_Written request A_
In the entries, swap "confidence-band" for "uncertainty-band" and write out the lines from the one with "y-tick-label: 2 [41, 28, 49, 42]" to the one with "x-tick-label: 20 [269, 380, 284, 394]". Leave everything else unchanged.

_Excerpted passage_

Ingestion Pipeline Domain

Overview#

Raw data arriving from an external connector rarely arrives in a format the platform can use directly. A customs database export might use national identifier formats that need normalisation. A partner nation's intelligence feed might encode dates and locations differently from the platform's internal structure. The Ingestion Pipeline domain takes that raw data and moves it through a structured multi-stage process: validate the structure, extract the relevant fields, normalise the values, map them to internal structures, enrich with cross-references, and mark complete. Each stage is tracked, retried on failure, and visible to operators monitoring queue health.

The pipeline layer sits between raw data connectors and the platform's entity and investigation data. It ensures that whatever enters the platform is consistently structured and traceable back to its source payload.

Key Features#

Normalisation job submission with configurable retry limits
Multi-stage pipeline processing: validation, extraction, normalisation, mapping, enrichment, and completion
Job status tracking: pending, running, retrying, completed, and failed
Queue depth monitoring for operational visibility into pipeline throughput
Manual job processing and retry capabilities for operator intervention
Correlation key tracking for linking related data items across pipeline runs
Raw and normalised payload preservation with processing metrics

Use Cases#

Normalising external data from various connectors into standardised platform formats before entity creation
Monitoring ingestion queue health and processing throughput to identify bottlenecks or failures
Retrying failed normalisation jobs after transient errors in source systems or enrichment services
Tracking data through multi-stage processing pipelines with full visibility into each stage's outcome

Industry Context#

National intelligence agencies ingest partner data through normalisation pipelines that convert foreign identifier formats and classification markings into the platform's internal structure. Border control systems normalise passport and travel document records from multiple international formats before watchlist matching. Utility operators normalise telemetry alarm data from different sensor manufacturers through standardised pipeline stages before routing to work order creation. Financial crime units normalise transaction records from multiple banking systems with different date, currency, and identifier conventions into a unified analytical format.

Integration#

The Ingestion Pipeline domain integrates with Connector Registry for data connectors, Data Source Integration for source management, and Entity Resolution for deduplication of normalised records. Pipeline state is persisted in platform record store with organisation-scoped access control.

Open Standards#

OAuth 2.0 and JWT Bearer Token: Token-based authentication protects typed, auditable read and write workflows across the platform.

_Written request B_
Transcribe the part of the ingestion pipeline page from "Industry Context#" to "unified analytical format." word for word.

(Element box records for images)
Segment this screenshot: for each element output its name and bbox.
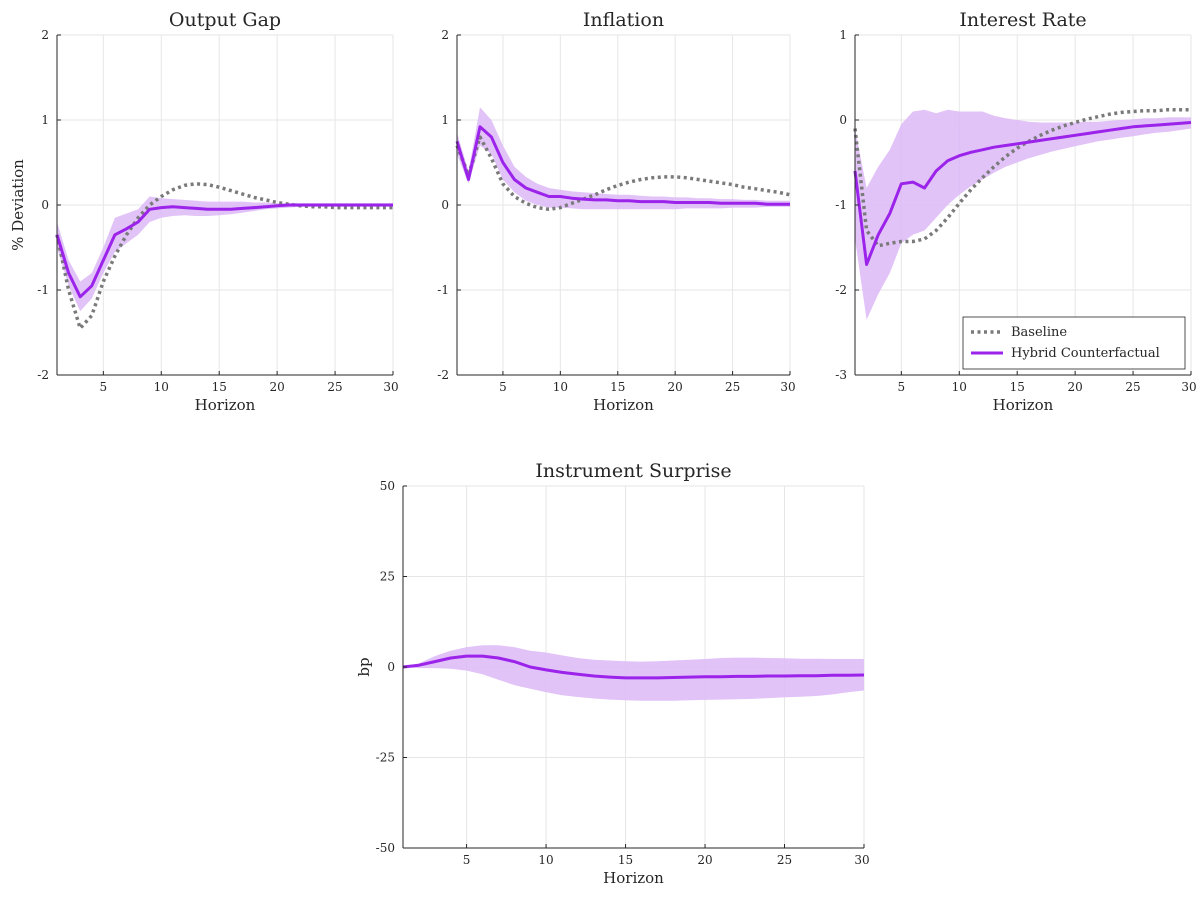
y-tick-label: 2 [41, 28, 49, 42]
chart-title: Instrument Surprise [535, 460, 731, 482]
y-axis-label: % Deviation [9, 159, 27, 251]
legend-box [962, 316, 1186, 370]
y-tick-label: 25 [380, 570, 395, 584]
panel-3: 5 10 15 20 25 30 -3 -2 -1 0 1 Interest Rate Horizon B… [835, 9, 1196, 414]
y-axis-label: bp [355, 657, 373, 676]
hybrid-line [55, 203, 393, 299]
x-tick-label: 25 [1125, 380, 1140, 394]
y-tick-label: 0 [839, 113, 847, 127]
x-tick-label: 10 [952, 380, 967, 394]
y-tick-label: -1 [835, 198, 847, 212]
hybrid-line [402, 654, 865, 680]
x-axis-label: Horizon [593, 396, 654, 414]
confidence-band [855, 109, 1191, 320]
y-tick-label: 50 [380, 479, 395, 493]
baseline-line [853, 108, 1191, 248]
x-tick-label: 5 [463, 853, 471, 867]
legend: Baseline Hybrid Counterfactual [962, 316, 1186, 370]
x-tick-label: 20 [668, 380, 683, 394]
y-tick-label: 0 [41, 198, 49, 212]
confidence-band [457, 107, 790, 210]
y-tick-label: 1 [839, 28, 847, 42]
hybrid-line [455, 125, 790, 206]
x-axis-label: Horizon [993, 396, 1054, 414]
y-tick-label: -50 [376, 841, 395, 855]
x-tick-label: 10 [538, 853, 553, 867]
y-tick-label: -2 [835, 283, 847, 297]
hybrid-line [853, 121, 1192, 266]
panel-1: 5 10 15 20 25 30 -2 -1 0 1 2 Output Gap Horizon % Dev… [9, 9, 399, 414]
x-tick-label: 20 [1067, 380, 1082, 394]
panel-4: 5 10 15 20 25 30 -50 -25 0 25 50 Instrument Surpris… [355, 460, 870, 887]
x-tick-label: 10 [553, 380, 568, 394]
baseline-line [455, 135, 791, 212]
x-tick-label: 30 [1181, 380, 1196, 394]
x-tick-label: 15 [1010, 380, 1025, 394]
chart-title: Inflation [583, 9, 664, 31]
x-tick-label: 30 [854, 853, 869, 867]
x-axis-label: Horizon [195, 396, 256, 414]
x-tick-label: 25 [725, 380, 740, 394]
confidence-band [57, 196, 393, 312]
x-tick-label: 20 [269, 380, 284, 394]
y-tick-label: -3 [835, 368, 847, 382]
chart-title: Output Gap [169, 9, 281, 31]
x-tick-label: 15 [212, 380, 227, 394]
y-tick-label: 0 [441, 198, 449, 212]
x-axis-label: Horizon [603, 869, 664, 887]
y-tick-label: -1 [37, 283, 49, 297]
y-tick-label: 1 [441, 113, 449, 127]
x-tick-label: 25 [327, 380, 342, 394]
y-tick-label: -2 [437, 368, 449, 382]
panel-2: 5 10 15 20 25 30 -2 -1 0 1 2 Inflation Horizon [437, 9, 795, 414]
x-tick-label: 25 [777, 853, 792, 867]
x-tick-label: 15 [618, 853, 633, 867]
x-tick-label: 5 [898, 380, 906, 394]
x-tick-label: 5 [100, 380, 108, 394]
x-tick-label: 5 [499, 380, 507, 394]
x-tick-label: 15 [610, 380, 625, 394]
y-tick-label: 1 [41, 113, 49, 127]
x-tick-label: 10 [154, 380, 169, 394]
y-tick-label: -2 [37, 368, 49, 382]
legend-label-hybrid: Hybrid Counterfactual [1011, 346, 1160, 361]
x-tick-label: 20 [697, 853, 712, 867]
legend-label-baseline: Baseline [1011, 325, 1067, 340]
y-tick-label: -1 [437, 283, 449, 297]
confidence-band [403, 645, 864, 701]
x-tick-label: 30 [780, 380, 795, 394]
x-tick-label: 30 [383, 380, 398, 394]
chart-title: Interest Rate [959, 9, 1086, 31]
y-tick-label: 2 [441, 28, 449, 42]
baseline-line [55, 182, 393, 331]
y-tick-label: 0 [387, 660, 395, 674]
y-tick-label: -25 [376, 751, 395, 765]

_Task response A_
y-tick-label: 2 [41, 28, 49, 42]
chart-title: Instrument Surprise [535, 460, 731, 482]
y-axis-label: % Deviation [9, 159, 27, 251]
legend-box [962, 316, 1186, 370]
y-tick-label: 25 [380, 570, 395, 584]
panel-3: 5 10 15 20 25 30 -3 -2 -1 0 1 Interest Rate Horizon B… [835, 9, 1196, 414]
y-axis-label: bp [355, 657, 373, 676]
hybrid-line [55, 203, 393, 299]
x-tick-label: 25 [1125, 380, 1140, 394]
y-tick-label: 0 [839, 113, 847, 127]
x-tick-label: 10 [952, 380, 967, 394]
y-tick-label: -1 [835, 198, 847, 212]
hybrid-line [402, 654, 865, 680]
x-axis-label: Horizon [593, 396, 654, 414]
uncertainty-band [855, 109, 1191, 320]
y-tick-label: 50 [380, 479, 395, 493]
baseline-line [853, 108, 1191, 248]
x-tick-label: 5 [463, 853, 471, 867]
legend: Baseline Hybrid Counterfactual [962, 316, 1186, 370]
x-tick-label: 20 [668, 380, 683, 394]
y-tick-label: 0 [41, 198, 49, 212]
uncertainty-band [457, 107, 790, 210]
y-tick-label: 1 [839, 28, 847, 42]
hybrid-line [455, 125, 790, 206]
x-axis-label: Horizon [993, 396, 1054, 414]
y-tick-label: -50 [376, 841, 395, 855]
x-tick-label: 10 [538, 853, 553, 867]
y-tick-label: -2 [835, 283, 847, 297]
hybrid-line [853, 121, 1192, 266]
panel-1: 5 10 15 20 25 30 -2 -1 0 1 2 Output Gap Horizon % Dev… [9, 9, 399, 414]
x-tick-label: 20 [1067, 380, 1082, 394]
panel-4: 5 10 15 20 25 30 -50 -25 0 25 50 Instrument Surpris… [355, 460, 870, 887]
x-tick-label: 10 [553, 380, 568, 394]
baseline-line [455, 135, 791, 212]
x-tick-label: 30 [1181, 380, 1196, 394]
x-tick-label: 15 [1010, 380, 1025, 394]
chart-title: Inflation [583, 9, 664, 31]
x-tick-label: 30 [854, 853, 869, 867]
x-axis-label: Horizon [195, 396, 256, 414]
x-tick-label: 25 [725, 380, 740, 394]
uncertainty-band [57, 196, 393, 312]
x-tick-label: 20 [269, 380, 284, 394]

_Task response B_
Industry Context#

National intelligence agencies ingest partner data through normalisation pipelines that convert foreign identifier formats and classification markings into the platform's internal structure. Border control systems normalise passport and travel document records from multiple international formats before watchlist matching. Utility operators normalise telemetry alarm data from different sensor manufacturers through standardised pipeline stages before routing to work order creation. Financial crime units normalise transaction records from multiple banking systems with different date, currency, and identifier conventions into a unified analytical format.